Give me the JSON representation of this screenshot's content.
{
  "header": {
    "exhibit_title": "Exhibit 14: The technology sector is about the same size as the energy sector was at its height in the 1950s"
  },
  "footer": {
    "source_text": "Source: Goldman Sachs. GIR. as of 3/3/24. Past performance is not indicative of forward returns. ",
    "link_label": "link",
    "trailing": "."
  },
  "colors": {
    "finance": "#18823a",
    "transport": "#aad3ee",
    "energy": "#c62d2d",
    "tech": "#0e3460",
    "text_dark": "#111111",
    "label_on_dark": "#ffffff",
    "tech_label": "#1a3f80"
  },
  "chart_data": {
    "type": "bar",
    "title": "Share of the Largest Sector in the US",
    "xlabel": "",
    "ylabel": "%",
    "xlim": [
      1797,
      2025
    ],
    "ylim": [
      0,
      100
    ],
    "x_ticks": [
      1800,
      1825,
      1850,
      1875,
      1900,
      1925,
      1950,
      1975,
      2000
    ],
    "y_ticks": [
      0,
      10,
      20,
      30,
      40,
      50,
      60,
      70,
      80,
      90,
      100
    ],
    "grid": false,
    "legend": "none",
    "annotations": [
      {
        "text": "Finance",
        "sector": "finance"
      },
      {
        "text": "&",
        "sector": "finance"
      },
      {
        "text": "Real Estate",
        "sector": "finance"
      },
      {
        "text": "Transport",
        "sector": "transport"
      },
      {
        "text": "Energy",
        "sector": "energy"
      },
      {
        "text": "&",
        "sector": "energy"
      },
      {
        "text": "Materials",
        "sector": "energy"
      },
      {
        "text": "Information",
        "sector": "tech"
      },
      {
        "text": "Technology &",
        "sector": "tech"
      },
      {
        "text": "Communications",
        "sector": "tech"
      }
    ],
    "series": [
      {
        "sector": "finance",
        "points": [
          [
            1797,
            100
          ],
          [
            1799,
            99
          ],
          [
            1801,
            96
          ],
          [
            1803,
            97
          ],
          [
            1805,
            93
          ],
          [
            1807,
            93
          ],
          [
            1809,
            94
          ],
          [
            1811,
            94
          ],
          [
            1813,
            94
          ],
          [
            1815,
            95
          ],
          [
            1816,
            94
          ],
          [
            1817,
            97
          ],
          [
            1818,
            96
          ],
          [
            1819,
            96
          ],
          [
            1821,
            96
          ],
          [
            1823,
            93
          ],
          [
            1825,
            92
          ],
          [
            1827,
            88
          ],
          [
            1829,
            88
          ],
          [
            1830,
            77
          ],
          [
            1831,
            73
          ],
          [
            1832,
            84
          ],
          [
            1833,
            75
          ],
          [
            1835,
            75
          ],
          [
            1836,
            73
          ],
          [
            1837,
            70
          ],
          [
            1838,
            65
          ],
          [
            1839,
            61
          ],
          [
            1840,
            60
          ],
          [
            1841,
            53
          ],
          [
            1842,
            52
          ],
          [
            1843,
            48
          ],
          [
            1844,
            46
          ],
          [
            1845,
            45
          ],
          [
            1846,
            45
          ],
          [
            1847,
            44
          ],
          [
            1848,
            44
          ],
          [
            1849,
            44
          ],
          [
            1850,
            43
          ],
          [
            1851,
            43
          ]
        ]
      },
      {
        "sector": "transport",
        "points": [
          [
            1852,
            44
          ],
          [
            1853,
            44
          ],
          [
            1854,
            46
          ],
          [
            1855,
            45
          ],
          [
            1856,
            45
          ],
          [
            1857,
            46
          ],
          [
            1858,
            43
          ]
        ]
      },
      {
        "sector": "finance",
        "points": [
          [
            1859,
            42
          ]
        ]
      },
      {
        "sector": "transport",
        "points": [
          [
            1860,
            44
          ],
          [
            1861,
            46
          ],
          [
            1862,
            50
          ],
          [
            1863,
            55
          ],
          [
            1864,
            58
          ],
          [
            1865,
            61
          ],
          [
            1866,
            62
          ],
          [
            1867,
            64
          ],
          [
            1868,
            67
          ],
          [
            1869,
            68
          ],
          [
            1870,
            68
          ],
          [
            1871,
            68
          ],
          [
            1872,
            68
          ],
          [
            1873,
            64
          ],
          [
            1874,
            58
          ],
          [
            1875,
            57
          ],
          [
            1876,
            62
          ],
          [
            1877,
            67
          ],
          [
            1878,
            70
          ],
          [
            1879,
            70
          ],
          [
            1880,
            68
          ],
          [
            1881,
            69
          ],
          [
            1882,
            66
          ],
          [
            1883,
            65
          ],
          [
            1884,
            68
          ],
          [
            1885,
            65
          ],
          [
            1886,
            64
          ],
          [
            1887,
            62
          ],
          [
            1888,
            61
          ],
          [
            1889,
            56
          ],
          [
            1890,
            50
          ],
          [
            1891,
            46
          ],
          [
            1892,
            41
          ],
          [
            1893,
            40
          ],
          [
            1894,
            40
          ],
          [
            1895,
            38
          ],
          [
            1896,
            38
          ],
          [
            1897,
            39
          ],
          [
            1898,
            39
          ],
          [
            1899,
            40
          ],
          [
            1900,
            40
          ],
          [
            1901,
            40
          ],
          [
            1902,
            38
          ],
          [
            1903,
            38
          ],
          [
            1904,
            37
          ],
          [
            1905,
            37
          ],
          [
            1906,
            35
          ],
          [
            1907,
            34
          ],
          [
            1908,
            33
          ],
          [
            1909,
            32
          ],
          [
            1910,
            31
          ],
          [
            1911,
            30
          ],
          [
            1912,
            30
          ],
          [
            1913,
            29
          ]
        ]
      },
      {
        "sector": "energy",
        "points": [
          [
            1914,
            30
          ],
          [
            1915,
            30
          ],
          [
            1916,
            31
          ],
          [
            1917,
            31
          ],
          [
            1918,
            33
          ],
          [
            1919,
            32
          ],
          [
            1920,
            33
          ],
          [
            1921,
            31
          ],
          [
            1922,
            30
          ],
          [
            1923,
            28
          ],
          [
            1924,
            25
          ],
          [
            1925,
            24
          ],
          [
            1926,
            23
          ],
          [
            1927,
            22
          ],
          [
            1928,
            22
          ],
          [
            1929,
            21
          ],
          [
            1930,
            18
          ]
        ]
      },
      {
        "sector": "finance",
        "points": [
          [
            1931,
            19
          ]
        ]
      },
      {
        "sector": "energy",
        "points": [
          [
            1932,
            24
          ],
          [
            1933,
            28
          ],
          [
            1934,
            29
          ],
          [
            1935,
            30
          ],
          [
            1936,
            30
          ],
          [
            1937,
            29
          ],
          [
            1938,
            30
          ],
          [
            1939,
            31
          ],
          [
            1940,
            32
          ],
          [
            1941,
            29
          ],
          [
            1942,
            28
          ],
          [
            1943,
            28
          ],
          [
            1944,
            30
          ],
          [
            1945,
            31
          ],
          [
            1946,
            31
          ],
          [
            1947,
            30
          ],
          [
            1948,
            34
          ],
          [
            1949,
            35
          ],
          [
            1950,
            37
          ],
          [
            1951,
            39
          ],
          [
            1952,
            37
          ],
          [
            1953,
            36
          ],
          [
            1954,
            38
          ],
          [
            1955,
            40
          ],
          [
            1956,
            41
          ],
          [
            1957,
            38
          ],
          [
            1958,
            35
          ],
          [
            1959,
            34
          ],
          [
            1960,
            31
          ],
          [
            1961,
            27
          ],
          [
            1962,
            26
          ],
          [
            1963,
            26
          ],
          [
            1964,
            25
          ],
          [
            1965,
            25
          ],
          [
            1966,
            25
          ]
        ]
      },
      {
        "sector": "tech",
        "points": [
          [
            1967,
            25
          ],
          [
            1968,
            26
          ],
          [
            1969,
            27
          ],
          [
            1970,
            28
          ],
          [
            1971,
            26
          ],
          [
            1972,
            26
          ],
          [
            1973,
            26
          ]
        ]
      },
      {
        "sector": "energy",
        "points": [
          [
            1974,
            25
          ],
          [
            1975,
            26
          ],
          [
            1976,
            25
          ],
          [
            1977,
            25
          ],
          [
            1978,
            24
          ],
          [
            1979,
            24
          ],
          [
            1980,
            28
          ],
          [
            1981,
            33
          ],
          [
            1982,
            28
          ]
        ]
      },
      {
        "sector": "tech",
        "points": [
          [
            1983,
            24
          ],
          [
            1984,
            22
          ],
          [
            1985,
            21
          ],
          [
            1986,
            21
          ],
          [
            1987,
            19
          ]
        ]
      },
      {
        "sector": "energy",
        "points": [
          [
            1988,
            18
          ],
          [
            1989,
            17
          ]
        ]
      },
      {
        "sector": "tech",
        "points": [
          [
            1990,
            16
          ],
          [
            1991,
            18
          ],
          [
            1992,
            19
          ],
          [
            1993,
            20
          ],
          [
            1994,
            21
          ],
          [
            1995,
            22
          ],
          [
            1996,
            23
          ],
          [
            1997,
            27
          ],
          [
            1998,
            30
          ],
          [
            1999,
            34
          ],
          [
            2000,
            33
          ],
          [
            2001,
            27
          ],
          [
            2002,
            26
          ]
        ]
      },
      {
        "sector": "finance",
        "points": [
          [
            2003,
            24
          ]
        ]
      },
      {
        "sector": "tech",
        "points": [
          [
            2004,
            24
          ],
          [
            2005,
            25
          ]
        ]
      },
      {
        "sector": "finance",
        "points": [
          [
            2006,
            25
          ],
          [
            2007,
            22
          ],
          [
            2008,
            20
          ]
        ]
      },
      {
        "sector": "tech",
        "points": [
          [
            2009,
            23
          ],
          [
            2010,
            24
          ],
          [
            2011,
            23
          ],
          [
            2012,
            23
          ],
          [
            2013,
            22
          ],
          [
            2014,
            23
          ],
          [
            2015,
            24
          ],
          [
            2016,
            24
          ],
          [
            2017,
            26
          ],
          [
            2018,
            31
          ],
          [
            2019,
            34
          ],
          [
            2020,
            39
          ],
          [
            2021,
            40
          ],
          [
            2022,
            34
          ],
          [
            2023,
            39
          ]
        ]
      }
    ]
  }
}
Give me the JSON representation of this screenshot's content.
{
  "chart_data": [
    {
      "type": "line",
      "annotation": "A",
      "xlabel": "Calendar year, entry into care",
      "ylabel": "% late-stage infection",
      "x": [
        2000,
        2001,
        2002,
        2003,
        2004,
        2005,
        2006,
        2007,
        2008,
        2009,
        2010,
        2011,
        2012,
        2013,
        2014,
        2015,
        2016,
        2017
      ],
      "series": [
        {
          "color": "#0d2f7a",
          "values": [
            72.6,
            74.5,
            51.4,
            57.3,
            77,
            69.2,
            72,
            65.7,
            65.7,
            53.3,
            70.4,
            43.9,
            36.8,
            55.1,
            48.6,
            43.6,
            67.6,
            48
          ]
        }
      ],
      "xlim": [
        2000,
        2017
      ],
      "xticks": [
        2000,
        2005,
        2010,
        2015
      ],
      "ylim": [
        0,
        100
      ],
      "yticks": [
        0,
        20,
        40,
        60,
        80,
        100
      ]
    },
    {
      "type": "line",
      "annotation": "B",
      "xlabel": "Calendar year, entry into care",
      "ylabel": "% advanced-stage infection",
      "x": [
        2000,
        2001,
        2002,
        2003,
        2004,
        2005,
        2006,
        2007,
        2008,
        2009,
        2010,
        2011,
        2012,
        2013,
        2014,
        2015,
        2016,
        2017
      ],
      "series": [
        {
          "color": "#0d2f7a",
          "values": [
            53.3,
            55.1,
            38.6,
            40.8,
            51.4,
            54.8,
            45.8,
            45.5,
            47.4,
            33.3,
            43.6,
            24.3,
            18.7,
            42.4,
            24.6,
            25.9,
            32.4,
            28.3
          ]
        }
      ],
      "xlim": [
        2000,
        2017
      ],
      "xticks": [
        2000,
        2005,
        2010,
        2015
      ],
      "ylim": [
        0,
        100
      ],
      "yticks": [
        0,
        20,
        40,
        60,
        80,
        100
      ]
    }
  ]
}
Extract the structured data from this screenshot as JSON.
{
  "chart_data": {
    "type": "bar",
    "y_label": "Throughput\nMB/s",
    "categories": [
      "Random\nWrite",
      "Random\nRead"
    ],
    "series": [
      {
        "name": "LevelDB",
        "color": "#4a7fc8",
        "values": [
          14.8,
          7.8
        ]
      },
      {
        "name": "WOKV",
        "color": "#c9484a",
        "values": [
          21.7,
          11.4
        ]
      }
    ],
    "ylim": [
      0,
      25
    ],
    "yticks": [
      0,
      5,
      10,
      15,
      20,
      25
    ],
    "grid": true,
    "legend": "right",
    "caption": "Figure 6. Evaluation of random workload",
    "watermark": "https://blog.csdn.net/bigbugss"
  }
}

━━━

* Written task
Everything from the line with "Extract the structured" to the end of the listing above needs to be duplicated exactly, both end lines included, with nothing more.

* Solution
Extract the structured data from this screenshot as JSON.
{
  "chart_data": {
    "type": "bar",
    "y_label": "Throughput\nMB/s",
    "categories": [
      "Random\nWrite",
      "Random\nRead"
    ],
    "series": [
      {
        "name": "LevelDB",
        "color": "#4a7fc8",
        "values": [
          14.8,
          7.8
        ]
      },
      {
        "name": "WOKV",
        "color": "#c9484a",
        "values": [
          21.7,
          11.4
        ]
      }
    ],
    "ylim": [
      0,
      25
    ],
    "yticks": [
      0,
      5,
      10,
      15,
      20,
      25
    ],
    "grid": true,
    "legend": "right",
    "caption": "Figure 6. Evaluation of random workload",
    "watermark": "https://blog.csdn.net/bigbugss"
  }
}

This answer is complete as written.